DIRECTION:
Every line of the data must be copied exactly.

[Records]
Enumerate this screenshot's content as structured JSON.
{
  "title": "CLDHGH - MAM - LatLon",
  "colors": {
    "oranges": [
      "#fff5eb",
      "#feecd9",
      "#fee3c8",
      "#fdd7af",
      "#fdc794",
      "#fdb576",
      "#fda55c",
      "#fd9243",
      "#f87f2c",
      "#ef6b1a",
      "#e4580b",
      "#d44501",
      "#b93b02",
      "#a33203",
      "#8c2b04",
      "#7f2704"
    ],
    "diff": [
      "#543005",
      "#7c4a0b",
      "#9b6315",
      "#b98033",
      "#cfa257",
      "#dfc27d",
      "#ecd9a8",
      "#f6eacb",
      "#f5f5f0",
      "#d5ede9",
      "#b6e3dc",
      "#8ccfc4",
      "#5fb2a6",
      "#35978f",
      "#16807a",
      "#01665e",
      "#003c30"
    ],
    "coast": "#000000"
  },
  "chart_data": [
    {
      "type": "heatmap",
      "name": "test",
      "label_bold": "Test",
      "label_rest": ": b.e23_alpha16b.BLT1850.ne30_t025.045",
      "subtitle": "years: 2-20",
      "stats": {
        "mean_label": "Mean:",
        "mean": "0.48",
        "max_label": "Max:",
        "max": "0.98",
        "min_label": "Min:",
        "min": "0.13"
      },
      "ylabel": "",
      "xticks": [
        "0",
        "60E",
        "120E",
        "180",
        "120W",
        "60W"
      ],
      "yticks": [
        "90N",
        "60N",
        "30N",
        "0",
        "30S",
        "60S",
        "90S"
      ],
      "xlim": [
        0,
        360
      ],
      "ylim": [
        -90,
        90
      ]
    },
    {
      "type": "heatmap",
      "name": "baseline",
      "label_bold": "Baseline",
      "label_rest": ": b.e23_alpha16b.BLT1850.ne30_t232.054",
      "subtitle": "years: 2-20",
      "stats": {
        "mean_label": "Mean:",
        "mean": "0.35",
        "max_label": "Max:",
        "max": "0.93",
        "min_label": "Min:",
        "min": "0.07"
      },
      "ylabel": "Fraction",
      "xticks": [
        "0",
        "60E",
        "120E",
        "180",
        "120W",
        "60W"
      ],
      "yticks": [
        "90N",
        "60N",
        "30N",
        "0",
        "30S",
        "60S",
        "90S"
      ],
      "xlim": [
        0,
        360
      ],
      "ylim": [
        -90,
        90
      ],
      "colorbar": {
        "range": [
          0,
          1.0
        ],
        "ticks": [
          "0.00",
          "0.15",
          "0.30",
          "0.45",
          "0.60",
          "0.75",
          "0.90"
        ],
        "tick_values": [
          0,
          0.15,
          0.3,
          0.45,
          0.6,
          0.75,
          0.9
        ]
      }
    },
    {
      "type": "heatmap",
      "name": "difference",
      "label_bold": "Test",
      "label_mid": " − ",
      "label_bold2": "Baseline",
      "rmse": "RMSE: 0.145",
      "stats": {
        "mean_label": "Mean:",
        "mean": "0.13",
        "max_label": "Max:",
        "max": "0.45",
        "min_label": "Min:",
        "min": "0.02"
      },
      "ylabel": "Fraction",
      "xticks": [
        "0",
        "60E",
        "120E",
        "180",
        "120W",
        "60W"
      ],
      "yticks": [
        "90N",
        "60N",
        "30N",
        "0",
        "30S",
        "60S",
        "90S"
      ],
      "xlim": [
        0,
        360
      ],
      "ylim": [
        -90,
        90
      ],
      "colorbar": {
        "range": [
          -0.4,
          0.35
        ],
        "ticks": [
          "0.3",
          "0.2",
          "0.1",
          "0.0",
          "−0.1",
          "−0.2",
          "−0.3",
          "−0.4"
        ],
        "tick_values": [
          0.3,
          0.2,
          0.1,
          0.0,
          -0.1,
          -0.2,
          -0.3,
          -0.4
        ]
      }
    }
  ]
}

OUTPUT BELOW:
Enumerate this screenshot's content as structured JSON.
{
  "title": "CLDHGH - MAM - LatLon",
  "colors": {
    "oranges": [
      "#fff5eb",
      "#feecd9",
      "#fee3c8",
      "#fdd7af",
      "#fdc794",
      "#fdb576",
      "#fda55c",
      "#fd9243",
      "#f87f2c",
      "#ef6b1a",
      "#e4580b",
      "#d44501",
      "#b93b02",
      "#a33203",
      "#8c2b04",
      "#7f2704"
    ],
    "diff": [
      "#543005",
      "#7c4a0b",
      "#9b6315",
      "#b98033",
      "#cfa257",
      "#dfc27d",
      "#ecd9a8",
      "#f6eacb",
      "#f5f5f0",
      "#d5ede9",
      "#b6e3dc",
      "#8ccfc4",
      "#5fb2a6",
      "#35978f",
      "#16807a",
      "#01665e",
      "#003c30"
    ],
    "coast": "#000000"
  },
  "chart_data": [
    {
      "type": "heatmap",
      "name": "test",
      "label_bold": "Test",
      "label_rest": ": b.e23_alpha16b.BLT1850.ne30_t025.045",
      "subtitle": "years: 2-20",
      "stats": {
        "mean_label": "Mean:",
        "mean": "0.48",
        "max_label": "Max:",
        "max": "0.98",
        "min_label": "Min:",
        "min": "0.13"
      },
      "ylabel": "",
      "xticks": [
        "0",
        "60E",
        "120E",
        "180",
        "120W",
        "60W"
      ],
      "yticks": [
        "90N",
        "60N",
        "30N",
        "0",
        "30S",
        "60S",
        "90S"
      ],
      "xlim": [
        0,
        360
      ],
      "ylim": [
        -90,
        90
      ]
    },
    {
      "type": "heatmap",
      "name": "baseline",
      "label_bold": "Baseline",
      "label_rest": ": b.e23_alpha16b.BLT1850.ne30_t232.054",
      "subtitle": "years: 2-20",
      "stats": {
        "mean_label": "Mean:",
        "mean": "0.35",
        "max_label": "Max:",
        "max": "0.93",
        "min_label": "Min:",
        "min": "0.07"
      },
      "ylabel": "Fraction",
      "xticks": [
        "0",
        "60E",
        "120E",
        "180",
        "120W",
        "60W"
      ],
      "yticks": [
        "90N",
        "60N",
        "30N",
        "0",
        "30S",
        "60S",
        "90S"
      ],
      "xlim": [
        0,
        360
      ],
      "ylim": [
        -90,
        90
      ],
      "colorbar": {
        "range": [
          0,
          1.0
        ],
        "ticks": [
          "0.00",
          "0.15",
          "0.30",
          "0.45",
          "0.60",
          "0.75",
          "0.90"
        ],
        "tick_values": [
          0,
          0.15,
          0.3,
          0.45,
          0.6,
          0.75,
          0.9
        ]
      }
    },
    {
      "type": "heatmap",
      "name": "difference",
      "label_bold": "Test",
      "label_mid": " − ",
      "label_bold2": "Baseline",
      "rmse": "RMSE: 0.145",
      "stats": {
        "mean_label": "Mean:",
        "mean": "0.13",
        "max_label": "Max:",
        "max": "0.45",
        "min_label": "Min:",
        "min": "0.02"
      },
      "ylabel": "Fraction",
      "xticks": [
        "0",
        "60E",
        "120E",
        "180",
        "120W",
        "60W"
      ],
      "yticks": [
        "90N",
        "60N",
        "30N",
        "0",
        "30S",
        "60S",
        "90S"
      ],
      "xlim": [
        0,
        360
      ],
      "ylim": [
        -90,
        90
      ],
      "colorbar": {
        "range": [
          -0.4,
          0.35
        ],
        "ticks": [
          "0.3",
          "0.2",
          "0.1",
          "0.0",
          "−0.1",
          "−0.2",
          "−0.3",
          "−0.4"
        ],
        "tick_values": [
          0.3,
          0.2,
          0.1,
          0.0,
          -0.1,
          -0.2,
          -0.3,
          -0.4
        ]
      }
    }
  ]
}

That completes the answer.